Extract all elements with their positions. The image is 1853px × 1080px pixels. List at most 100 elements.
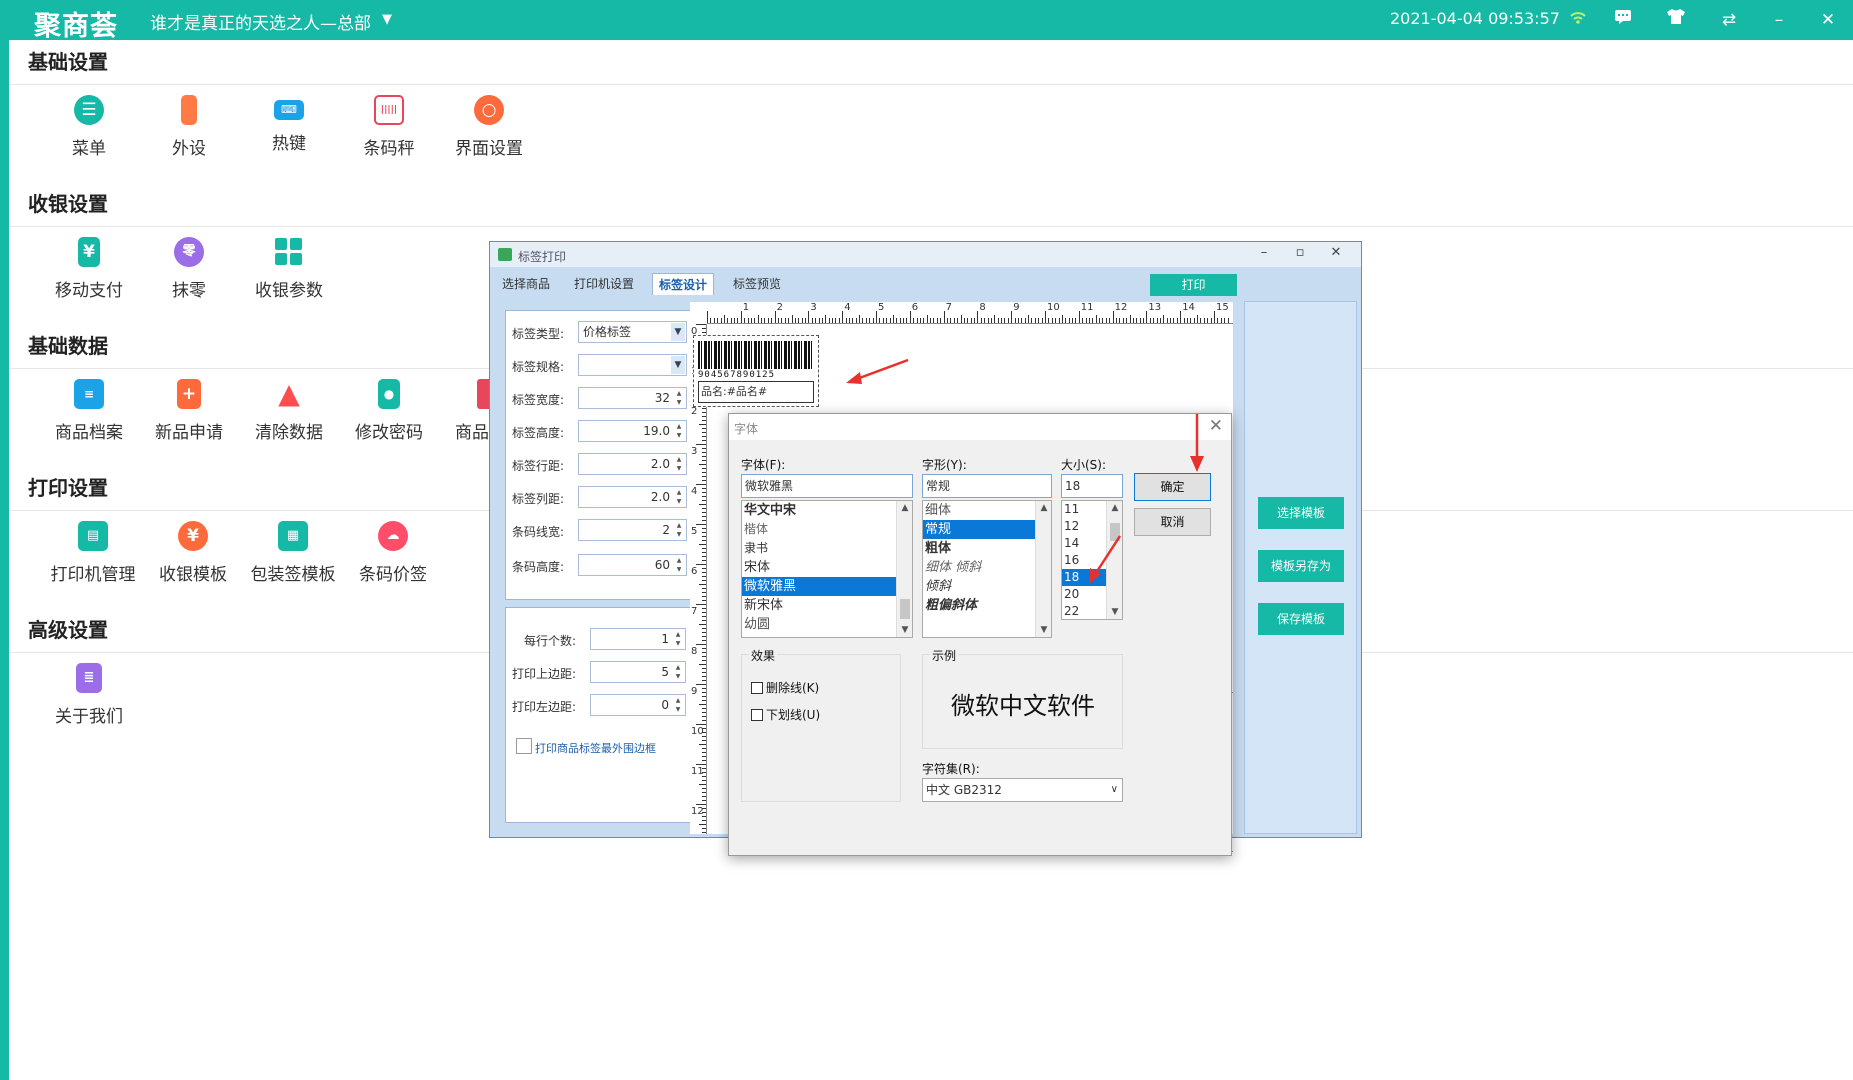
barcode-graphic[interactable] [698,341,813,369]
save-template-as-button[interactable]: 模板另存为 [1258,550,1344,582]
menu-item[interactable]: ☰ 菜单 [39,95,139,159]
message-icon[interactable] [1610,8,1636,32]
checkbox-box[interactable] [751,682,763,694]
label-spec-select[interactable]: ▼ [578,354,687,376]
label-height-stepper[interactable]: 19.0 ▲ ▼ [578,420,687,442]
tab-label-design[interactable]: 标签设计 [652,273,715,295]
chevron-down-icon[interactable]: ∨ [1111,779,1118,801]
spin-arrows-icon[interactable]: ▲ ▼ [673,455,685,473]
checkbox-box[interactable] [751,709,763,721]
spin-arrows-icon[interactable]: ▲ ▼ [673,389,685,407]
mobile-pay-item[interactable]: ¥ 移动支付 [39,237,139,301]
list-item[interactable]: 粗体 [923,539,1051,558]
cashier-params-item[interactable]: 收银参数 [239,237,339,301]
spin-arrows-icon[interactable]: ▲ ▼ [672,696,684,714]
chevron-down-icon[interactable]: ▼ [1107,607,1122,617]
chevron-down-icon[interactable]: ▼ [382,8,392,32]
round-off-item[interactable]: 零 抹零 [139,237,239,301]
list-item[interactable]: 倾斜 [923,577,1051,596]
underline-checkbox[interactable]: 下划线(U) [751,706,820,723]
tab-label-preview[interactable]: 标签预览 [727,273,787,295]
style-input[interactable]: 常规 [922,474,1052,498]
store-name[interactable]: 谁才是真正的天选之人—总部 [150,9,371,34]
package-label-template-item[interactable]: ▦ 包装签模板 [243,521,343,585]
spin-arrows-icon[interactable]: ▲ ▼ [673,556,685,574]
list-item[interactable]: 细体 倾斜 [923,558,1051,577]
barcode-scale-item[interactable]: ||||| 条码秤 [339,95,439,159]
switch-icon[interactable]: ⇄ [1716,8,1742,32]
spin-arrows-icon[interactable]: ▲ ▼ [672,630,684,648]
barcode-line-width-stepper[interactable]: 2 ▲ ▼ [578,519,687,541]
minimize-icon[interactable]: – [1254,245,1274,260]
chevron-down-icon[interactable]: ▼ [1036,625,1051,635]
per-row-count-stepper[interactable]: 1 ▲ ▼ [590,628,686,650]
chevron-down-icon[interactable]: ▼ [897,625,912,635]
scrollbar[interactable]: ▲ ▼ [896,501,912,637]
list-item[interactable]: 新宋体 [742,596,912,615]
spin-arrows-icon[interactable]: ▲ ▼ [673,521,685,539]
printer-management-item[interactable]: ▤ 打印机管理 [43,521,143,585]
charset-select[interactable]: 中文 GB2312 ∨ [922,778,1123,802]
product-name-field[interactable]: 品名:#品名# [698,381,814,403]
save-template-button[interactable]: 保存模板 [1258,603,1344,635]
dialog-titlebar[interactable]: 字体 ✕ [729,414,1231,440]
label-col-gap-stepper[interactable]: 2.0 ▲ ▼ [578,486,687,508]
chevron-down-icon[interactable]: ▼ [671,356,685,374]
ok-button[interactable]: 确定 [1134,473,1211,501]
close-icon[interactable]: ✕ [1326,245,1346,260]
list-item[interactable]: 幼圆 [742,615,912,634]
wifi-icon[interactable] [1565,8,1591,32]
scrollbar-thumb[interactable] [900,599,910,619]
barcode-price-tag-item[interactable]: ☁ 条码价签 [343,521,443,585]
strikeout-checkbox[interactable]: 删除线(K) [751,679,819,696]
window-titlebar[interactable]: 标签打印 – ▫ ✕ [490,242,1361,267]
style-list[interactable]: 细体 常规 粗体 细体 倾斜 倾斜 粗偏斜体 ▲ ▼ [922,500,1052,638]
print-button[interactable]: 打印 [1150,274,1237,296]
hotkey-item[interactable]: ⌨ 热键 [239,95,339,154]
list-item[interactable]: 细体 [923,501,1051,520]
peripheral-item[interactable]: 外设 [139,95,239,159]
chevron-up-icon[interactable]: ▲ [1036,503,1051,513]
cancel-button[interactable]: 取消 [1134,508,1211,536]
close-icon[interactable]: ✕ [1209,416,1223,436]
tshirt-icon[interactable] [1663,8,1689,32]
tab-printer-settings[interactable]: 打印机设置 [568,273,640,295]
chevron-up-icon[interactable]: ▲ [897,503,912,513]
label-row-gap-stepper[interactable]: 2.0 ▲ ▼ [578,453,687,475]
close-icon[interactable]: ✕ [1815,8,1841,32]
list-item-selected[interactable]: 微软雅黑 [742,577,912,596]
label-width-stepper[interactable]: 32 ▲ ▼ [578,387,687,409]
ui-settings-item[interactable]: ○ 界面设置 [439,95,539,159]
list-item-selected[interactable]: 常规 [923,520,1051,539]
tab-select-product[interactable]: 选择商品 [496,273,556,295]
product-archive-item[interactable]: ≡ 商品档案 [39,379,139,443]
font-list[interactable]: 华文中宋 楷体 隶书 宋体 微软雅黑 新宋体 幼圆 ▲ ▼ [741,500,913,638]
scrollbar[interactable]: ▲ ▼ [1035,501,1051,637]
print-top-margin-stepper[interactable]: 5 ▲ ▼ [590,661,686,683]
change-password-item[interactable]: ● 修改密码 [339,379,439,443]
minimize-icon[interactable]: – [1766,8,1792,32]
checkbox-box[interactable] [516,738,532,754]
font-input[interactable]: 微软雅黑 [741,474,913,498]
chevron-up-icon[interactable]: ▲ [1107,503,1122,513]
label-preview-box[interactable]: 904567890125 品名:#品名# [693,335,819,407]
list-item[interactable]: 宋体 [742,558,912,577]
spin-arrows-icon[interactable]: ▲ ▼ [673,488,685,506]
list-item[interactable]: 华文中宋 [742,501,912,520]
new-product-item[interactable]: + 新品申请 [139,379,239,443]
clear-data-item[interactable]: ▲ 清除数据 [239,379,339,444]
list-item[interactable]: 隶书 [742,539,912,558]
about-us-item[interactable]: ≣ 关于我们 [39,663,139,727]
list-item[interactable]: 楷体 [742,520,912,539]
size-input[interactable]: 18 [1061,474,1123,498]
outer-border-checkbox[interactable]: 打印商品标签最外围边框 [516,738,656,756]
cashier-template-item[interactable]: ¥ 收银模板 [143,521,243,585]
list-item[interactable]: 粗偏斜体 [923,596,1051,615]
spin-arrows-icon[interactable]: ▲ ▼ [672,663,684,681]
select-template-button[interactable]: 选择模板 [1258,497,1344,529]
label-type-select[interactable]: 价格标签 ▼ [578,321,687,343]
chevron-down-icon[interactable]: ▼ [671,323,685,341]
spin-arrows-icon[interactable]: ▲ ▼ [673,422,685,440]
barcode-height-stepper[interactable]: 60 ▲ ▼ [578,554,687,576]
print-left-margin-stepper[interactable]: 0 ▲ ▼ [590,694,686,716]
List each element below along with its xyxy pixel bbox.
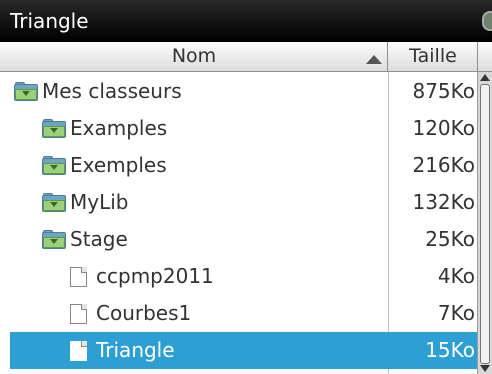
file-row-mylib[interactable]: MyLib 132Ko [0,184,477,221]
scroll-thumb[interactable] [480,84,490,364]
column-header-name-label: Nom [171,45,217,67]
column-header-size[interactable]: Taille [389,45,477,67]
document-icon [70,341,87,361]
document-icon [70,267,87,287]
file-row-exemples[interactable]: Exemples 216Ko [0,147,477,184]
scroll-up-arrow-icon[interactable] [480,74,490,81]
file-size: 7Ko [437,301,475,325]
file-size: 120Ko [412,116,475,140]
document-icon [70,304,87,324]
file-row-stage[interactable]: Stage 25Ko [0,221,477,258]
column-header-name[interactable]: Nom [0,42,388,71]
file-row-examples[interactable]: Examples 120Ko [0,110,477,147]
file-name: Mes classeurs [42,79,182,103]
battery-icon [482,11,492,31]
file-size: 4Ko [437,264,475,288]
window-title: Triangle [10,9,89,33]
file-row-triangle-selected[interactable]: Triangle 15Ko [10,332,477,369]
file-row-ccpmp2011[interactable]: ccpmp2011 4Ko [0,258,477,295]
file-name: Stage [70,227,128,251]
file-size: 875Ko [412,79,475,103]
column-header-row: Nom Taille [0,42,492,72]
folder-open-icon [14,82,38,102]
file-size: 216Ko [412,153,475,177]
folder-icon [42,156,66,176]
file-size: 132Ko [412,190,475,214]
folder-open-icon [42,230,66,250]
header-edge [477,42,492,71]
file-name: MyLib [70,190,129,214]
file-name: Exemples [70,153,167,177]
file-name: ccpmp2011 [96,264,214,288]
file-size: 15Ko [425,338,475,362]
folder-icon [42,193,66,213]
scroll-down-arrow-icon[interactable] [480,365,490,372]
title-bar: Triangle [0,0,492,42]
sort-ascending-icon[interactable] [366,55,382,64]
folder-icon [42,119,66,139]
file-row-mes-classeurs[interactable]: Mes classeurs 875Ko [0,73,477,110]
file-name: Triangle [96,338,175,362]
file-name: Courbes1 [96,301,192,325]
file-row-courbes1[interactable]: Courbes1 7Ko [0,295,477,332]
file-list: Mes classeurs 875Ko Examples 120Ko Exemp… [0,72,477,374]
vertical-scrollbar[interactable] [477,72,492,374]
file-name: Examples [70,116,168,140]
file-size: 25Ko [425,227,475,251]
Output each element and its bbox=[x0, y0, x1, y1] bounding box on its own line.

# TASK OBJECTIVE
Rewrite everything from the line containing "barcode-graphic[interactable] [698,341,813,369]" down to the line containing "checkbox-box[interactable] [751,682,763,694]", replacing "message-icon" with "notification-icon" and keeping all else unchanged.

# RESPONSE TO THE EXERCISE
barcode-graphic[interactable] [698,341,813,369]
save-template-as-button[interactable]: 模板另存为 [1258,550,1344,582]
menu-item[interactable]: ☰ 菜单 [39,95,139,159]
notification-icon[interactable] [1610,8,1636,32]
checkbox-box[interactable] [751,682,763,694]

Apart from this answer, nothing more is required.